### SOURCE DOCUMENT

We respond to gestures with an extreme alertness and, one might almost say, in accordance with an elaborate and secret code that is written nowhere, known to none, and understood by all.
—Edward Sapir, 1949
If we are to sort our way through the “word versus deed” debate, the first thing we require, even before we turn to the Scriptures, is an appropriate framework for our thinking, one that will help us make sense of the issues rather than confuse them. This chapter is designed to provide that framework.
The categories we require are these: verbal communication and nonverbal communication. We have been using the terms word and deed, and it will be immediately apparent that these correspond directly to the terms verbal and nonverbal. The difference in both cases focuses on whether we are using words.
Both verbal and nonverbal communication have been the subject of almost three millennia of fascinating and useful study, so we may ask ourselves what insights this work might contribute to our discussion. If we can pause for a moment and focus on this question, much of what follows will fall into place.

VERBAL VERSUS NONVERBAL

The term verbal communication refers to all those ways we communicate using a linguistic code. We call the various linguistic codes “languages.” English, Spanish, Russian, Hindi, Japanese, Urdu, Swahili, Portuguese: all such languages are linguistic codes. Each of these codes has its own grammar, syntax, and vocabulary. These are the features we study when we try to master a new language.
Notice that the distinction here is not whether we are making sounds. That’s vocal versus nonvocal. For instance, writing is a form of verbal behavior because it uses the verbal code, but it’s soundless. Conversely, grunting is vocal (that is, acoustically conveyed) but not verbal. The verbal/nonverbal distinction has to do not with whether we are making sounds but whether we are using a linguistic code (language, words) for our communication.
Too often, the nonverbal component of interpersonal interchanges has received only passing reference or has been ignored entirely. Such oversight can lead to some erroneous conclusions about the interpersonal communication process.
—Judee K. Burgoon
If verbal communication depends upon words, the term nonverbal communication refers to all those ways we communicate without words. Verbal codes are notoriously complicated, as anyone who has tried to learn a language can testify, but the nonverbal codes are in some ways still more complex. There are no books of formal grammar for the nonverbal codes; nor, most likely, can there ever be. The nonverbal dimensions of our communication are too subtle and contextual to be captured so concisely. They are supremely nuanced and difficult to master. That’s why long after having mastered a new language, fluent speakers are often still giving off nonverbal miscues, picked up only by native speakers.

NONVERBAL COMMUNICATION

Humans communicate nonverbally in a variety of ways. We do not require for our purposes a detailed survey, but the following are some of the more obvious ways humans engage one another nonverbally:
  • Facial expression: Think of a smile, a frown, a look of concentration, or contentment. The face is perhaps the most expressive part of the body, followed by the hands.
  • Gestures: Waving, or pointing, or thrusting out the palm of the hand to halt someone are common nonverbal cues. Consider how effective speakers use gestures to enhance their messages. Some nationalities are known for “talking with their hands” while speaking. Others tend to limit their gestures.
  • Head position: Head position tends to correlate with perceived status. Deference is communicated with a lowered head position, while a high head position communicates the reverse. Hence the notion of “looking down our nose” at someone.

######

◆ WHAT YOU NEED TO DO
• a. Answer these questions from the passage on verbal and nonverbal communication:
(i) What does the term verbal communication refer to?
(ii) What is given as an example of something vocal but not verbal?
(iii) Which part of the body is named as perhaps the most expressive?
• b. Write a continuation of the passage on verbal and nonverbal communication, starting right after its final sentence.

### RECORDED INFORMATION

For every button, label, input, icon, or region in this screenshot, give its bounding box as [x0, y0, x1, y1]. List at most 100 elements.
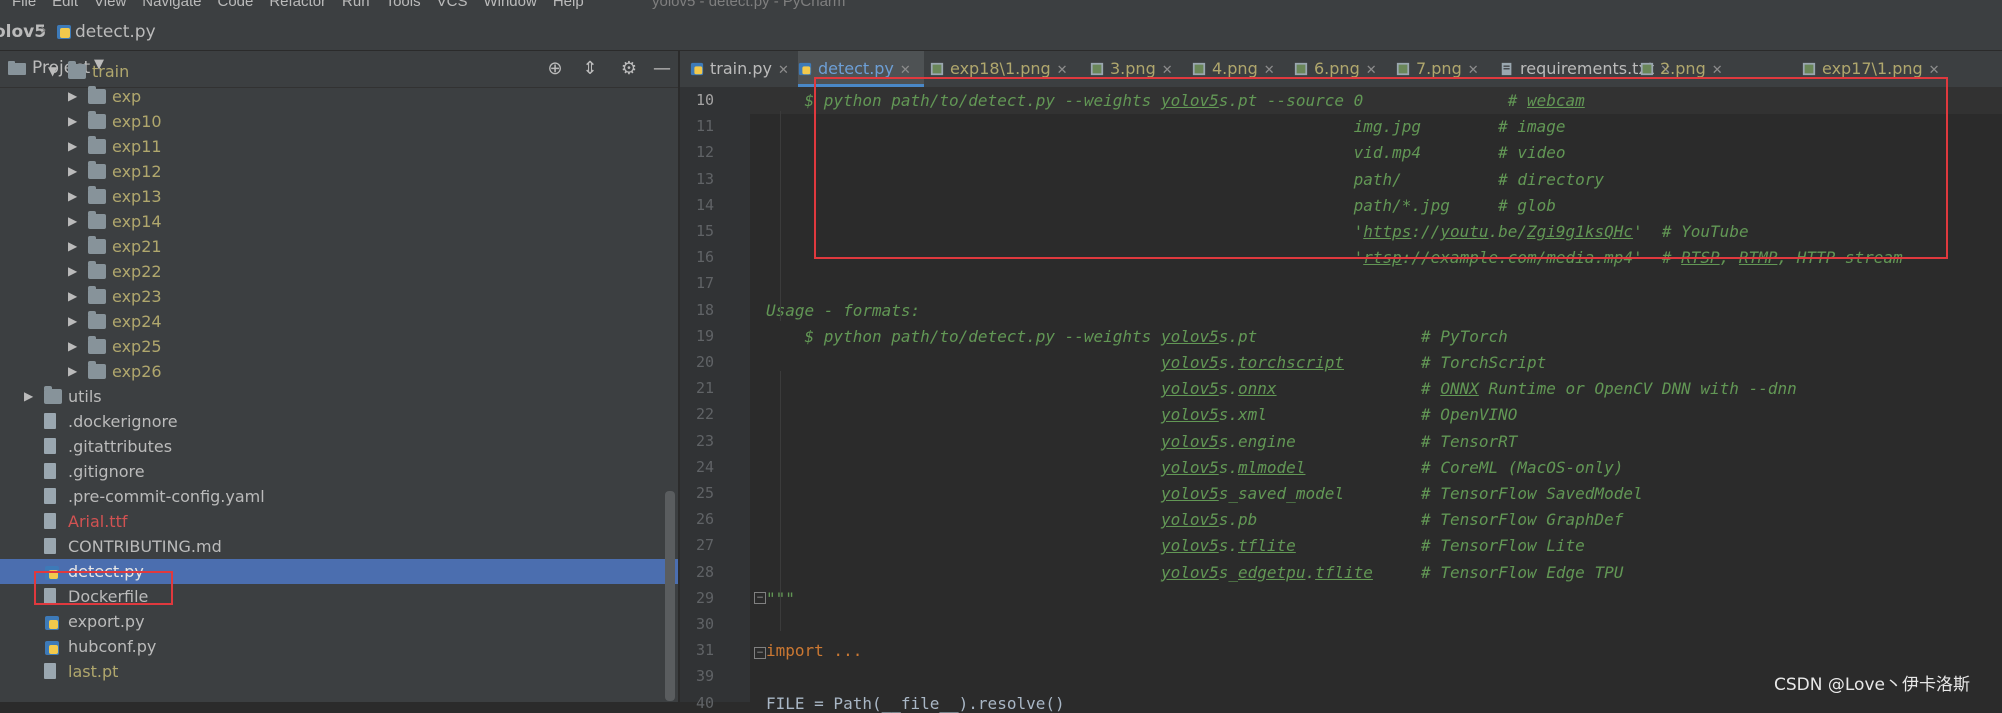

######

◆ TASK RESULTS
• a.
(i) All those ways we communicate using a linguistic code.
(ii) Grunting.
(iii) The face, followed by the hands.

• b.
  • Eye behavior : Think of staring, rolling the eyes, winking, or refusing to make eye contact. Consider how subtly the eyes can express dreaminess, sadness, or interest.
  • Vocal inflection (often called “paralanguage”): Imagine two husbands saying to their wives, “You look great.” The one expresses himself enthusiastically, while the other uses a sarcastic “tone of voice.” The contrasting vocal inflections enable the same three words to express opposite messages.
  • Touch behavior : Touching, or the lack of it, tends to express relationship. The amount of touching, the location of the touch, the age and genders involved—these and many other touch factors communicate volumes.
  • Physical appearance and dress: How we dress and groom ourselves communicate more than we realize. We are constantly reading one another’s appearance. Studies show that the conclusions people draw about strangers, based solely on appearance, are often surprisingly uniform and accurate.
  • Posture: The popular term body language includes several of the above dimensions, but posture is one of its key elements. Consider how one’s body position can communicate confidence or fear, formality or informality, interest or indifference.
  • Use of space (sometimes called “proxemics”): We often use space to express, for instance, our emotional connections to others. Think of the closeness that informs everyone a young couple is newly married, or the distant demeanor, the standoffishness, of strangers or enemies.
  • Surroundings: Consider how much we quickly conclude about others when we catch a glimpse of the condition of their car, or their desktop, or their clothes closet. How we order our surroundings is one of the ways we communicate with those around us.
  • Actions: We are constantly assessing one another on the basis of behavior. Actions are not self-contained; humans draw inferences about what they cannot see from the conduct they do see. We “read” other people’s actions for their meaning, just as they do ours.
If verbal and nonverbal communication can be distinguished in theory, it’s also true that in everyday practice they tend to occur in concert. And we are usually glad when they do. Writing typically strips out the nonverbal dimension, leaving us having to read between the lines for the information usually carried at the nonverbal level. Interestingly, in our digital age so-called emoticons—for example, :-) for happy; :-( for sad; (*_*) for surprised—have been devised to offset some of this loss. Telephone conversations enable some of the vocal inflection to come through, but all the visual cues are lacking. Video conferences or meetings using Internet services such as Skype add some of the visual information, especially facial expression, but even here many of the other nonverbal cues available in face-to-face settings are lacking. Typically our interpersonal communication works best when both the verbal and nonverbal codes are fully available to work together.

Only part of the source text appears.